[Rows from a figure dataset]

>> begin

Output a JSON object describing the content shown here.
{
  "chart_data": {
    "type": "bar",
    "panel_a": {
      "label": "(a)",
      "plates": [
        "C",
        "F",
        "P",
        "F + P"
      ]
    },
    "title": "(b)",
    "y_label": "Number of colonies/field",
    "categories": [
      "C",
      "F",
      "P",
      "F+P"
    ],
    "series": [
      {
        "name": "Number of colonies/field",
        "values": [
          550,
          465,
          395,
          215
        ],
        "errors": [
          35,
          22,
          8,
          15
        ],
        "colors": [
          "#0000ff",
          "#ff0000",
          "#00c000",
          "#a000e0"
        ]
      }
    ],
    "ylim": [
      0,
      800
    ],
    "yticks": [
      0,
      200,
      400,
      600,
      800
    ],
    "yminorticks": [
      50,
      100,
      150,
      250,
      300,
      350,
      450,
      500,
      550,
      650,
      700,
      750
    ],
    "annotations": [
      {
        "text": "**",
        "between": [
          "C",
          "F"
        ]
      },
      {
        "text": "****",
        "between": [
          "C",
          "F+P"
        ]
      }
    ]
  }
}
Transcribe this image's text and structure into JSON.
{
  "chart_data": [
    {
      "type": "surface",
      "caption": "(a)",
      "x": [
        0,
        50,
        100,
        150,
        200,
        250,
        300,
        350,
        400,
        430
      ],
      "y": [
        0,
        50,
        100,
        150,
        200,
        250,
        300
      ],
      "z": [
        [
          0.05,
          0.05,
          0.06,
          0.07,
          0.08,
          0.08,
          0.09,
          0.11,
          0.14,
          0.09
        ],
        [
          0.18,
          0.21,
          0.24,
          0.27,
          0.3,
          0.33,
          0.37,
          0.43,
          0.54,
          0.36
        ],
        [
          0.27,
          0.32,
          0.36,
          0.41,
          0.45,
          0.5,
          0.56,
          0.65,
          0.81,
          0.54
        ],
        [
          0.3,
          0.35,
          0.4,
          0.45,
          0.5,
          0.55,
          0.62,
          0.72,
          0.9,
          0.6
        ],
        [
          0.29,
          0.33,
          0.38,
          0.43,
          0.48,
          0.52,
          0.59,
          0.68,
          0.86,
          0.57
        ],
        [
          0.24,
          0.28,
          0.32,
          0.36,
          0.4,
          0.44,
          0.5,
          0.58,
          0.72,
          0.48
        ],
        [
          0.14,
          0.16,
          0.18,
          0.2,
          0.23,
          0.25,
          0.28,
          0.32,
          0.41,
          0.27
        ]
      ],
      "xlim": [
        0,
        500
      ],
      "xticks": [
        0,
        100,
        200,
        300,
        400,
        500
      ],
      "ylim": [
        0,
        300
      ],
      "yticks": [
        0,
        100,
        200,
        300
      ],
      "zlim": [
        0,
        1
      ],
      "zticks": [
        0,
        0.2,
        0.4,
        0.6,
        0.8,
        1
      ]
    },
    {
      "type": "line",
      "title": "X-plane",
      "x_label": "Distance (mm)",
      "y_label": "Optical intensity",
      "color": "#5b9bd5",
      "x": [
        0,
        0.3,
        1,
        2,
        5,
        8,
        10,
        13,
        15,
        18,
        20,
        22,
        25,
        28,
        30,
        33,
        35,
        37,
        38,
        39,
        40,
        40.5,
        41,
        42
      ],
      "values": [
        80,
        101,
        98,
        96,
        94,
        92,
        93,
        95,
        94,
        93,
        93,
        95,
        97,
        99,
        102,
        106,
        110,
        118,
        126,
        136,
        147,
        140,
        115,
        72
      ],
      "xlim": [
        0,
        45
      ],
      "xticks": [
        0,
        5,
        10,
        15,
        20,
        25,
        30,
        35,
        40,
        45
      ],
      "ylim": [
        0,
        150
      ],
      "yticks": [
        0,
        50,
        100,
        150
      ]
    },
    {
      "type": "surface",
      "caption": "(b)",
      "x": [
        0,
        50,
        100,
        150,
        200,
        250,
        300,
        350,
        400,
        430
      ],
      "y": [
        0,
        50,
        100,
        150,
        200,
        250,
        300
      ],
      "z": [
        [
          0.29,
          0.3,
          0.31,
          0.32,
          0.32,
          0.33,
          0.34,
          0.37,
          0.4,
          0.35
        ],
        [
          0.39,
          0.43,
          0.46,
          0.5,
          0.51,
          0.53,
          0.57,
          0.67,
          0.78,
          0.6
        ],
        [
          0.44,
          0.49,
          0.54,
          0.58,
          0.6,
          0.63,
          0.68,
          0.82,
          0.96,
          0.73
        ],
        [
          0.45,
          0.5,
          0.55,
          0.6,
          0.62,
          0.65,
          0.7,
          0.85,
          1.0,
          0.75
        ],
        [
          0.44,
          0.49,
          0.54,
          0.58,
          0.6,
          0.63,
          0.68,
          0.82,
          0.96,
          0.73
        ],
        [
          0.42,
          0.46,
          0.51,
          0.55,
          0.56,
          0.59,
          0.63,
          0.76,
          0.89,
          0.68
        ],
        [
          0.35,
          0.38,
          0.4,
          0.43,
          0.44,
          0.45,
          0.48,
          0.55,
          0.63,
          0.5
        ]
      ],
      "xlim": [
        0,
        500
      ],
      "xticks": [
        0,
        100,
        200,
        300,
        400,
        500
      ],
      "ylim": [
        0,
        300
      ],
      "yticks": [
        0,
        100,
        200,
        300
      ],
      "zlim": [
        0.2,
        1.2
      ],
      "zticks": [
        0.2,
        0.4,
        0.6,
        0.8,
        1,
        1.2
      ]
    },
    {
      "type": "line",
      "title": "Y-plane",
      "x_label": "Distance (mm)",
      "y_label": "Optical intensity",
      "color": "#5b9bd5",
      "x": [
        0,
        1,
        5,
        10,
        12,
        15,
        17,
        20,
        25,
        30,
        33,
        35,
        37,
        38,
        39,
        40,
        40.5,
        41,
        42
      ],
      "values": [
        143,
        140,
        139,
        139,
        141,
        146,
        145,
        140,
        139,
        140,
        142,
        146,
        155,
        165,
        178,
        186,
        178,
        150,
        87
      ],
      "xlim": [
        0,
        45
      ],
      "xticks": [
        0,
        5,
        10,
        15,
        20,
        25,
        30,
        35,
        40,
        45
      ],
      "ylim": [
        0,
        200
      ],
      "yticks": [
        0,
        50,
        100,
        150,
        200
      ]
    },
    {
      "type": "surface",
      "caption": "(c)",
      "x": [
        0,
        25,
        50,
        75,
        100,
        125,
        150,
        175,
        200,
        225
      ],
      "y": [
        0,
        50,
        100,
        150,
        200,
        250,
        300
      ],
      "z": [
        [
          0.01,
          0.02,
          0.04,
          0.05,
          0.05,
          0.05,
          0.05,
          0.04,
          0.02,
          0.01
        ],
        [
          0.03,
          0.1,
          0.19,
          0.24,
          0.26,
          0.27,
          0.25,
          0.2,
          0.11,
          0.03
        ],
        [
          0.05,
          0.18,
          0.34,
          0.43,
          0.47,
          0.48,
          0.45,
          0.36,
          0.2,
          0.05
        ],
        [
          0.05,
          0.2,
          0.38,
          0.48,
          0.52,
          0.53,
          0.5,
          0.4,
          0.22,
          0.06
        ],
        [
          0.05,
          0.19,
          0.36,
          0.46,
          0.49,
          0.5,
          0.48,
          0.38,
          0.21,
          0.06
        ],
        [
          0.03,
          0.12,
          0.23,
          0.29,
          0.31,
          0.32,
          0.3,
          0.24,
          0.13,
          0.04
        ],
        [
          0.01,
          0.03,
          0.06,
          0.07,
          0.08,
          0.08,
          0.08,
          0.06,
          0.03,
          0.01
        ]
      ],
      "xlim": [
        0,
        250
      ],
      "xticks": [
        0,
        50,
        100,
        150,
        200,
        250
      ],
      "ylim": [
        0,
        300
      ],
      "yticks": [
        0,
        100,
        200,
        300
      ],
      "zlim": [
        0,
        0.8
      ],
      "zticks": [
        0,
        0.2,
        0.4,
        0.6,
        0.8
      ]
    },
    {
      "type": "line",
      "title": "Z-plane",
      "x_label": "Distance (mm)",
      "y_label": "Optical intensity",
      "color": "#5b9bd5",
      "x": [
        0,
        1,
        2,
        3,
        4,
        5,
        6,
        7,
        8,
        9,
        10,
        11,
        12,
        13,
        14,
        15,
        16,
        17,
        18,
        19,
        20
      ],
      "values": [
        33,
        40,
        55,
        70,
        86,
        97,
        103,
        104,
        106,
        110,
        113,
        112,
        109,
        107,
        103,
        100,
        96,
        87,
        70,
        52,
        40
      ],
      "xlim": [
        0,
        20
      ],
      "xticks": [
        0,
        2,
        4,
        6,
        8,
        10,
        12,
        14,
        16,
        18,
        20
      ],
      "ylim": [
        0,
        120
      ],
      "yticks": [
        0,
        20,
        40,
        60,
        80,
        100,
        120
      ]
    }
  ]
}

>> end

** Aim **
Among the lines of the data, identify those with the word "title". Copy each of them.

** Written solution **
    "title": "(b)",
      "title": "X-plane",
      "title": "Y-plane",
      "title": "Z-plane",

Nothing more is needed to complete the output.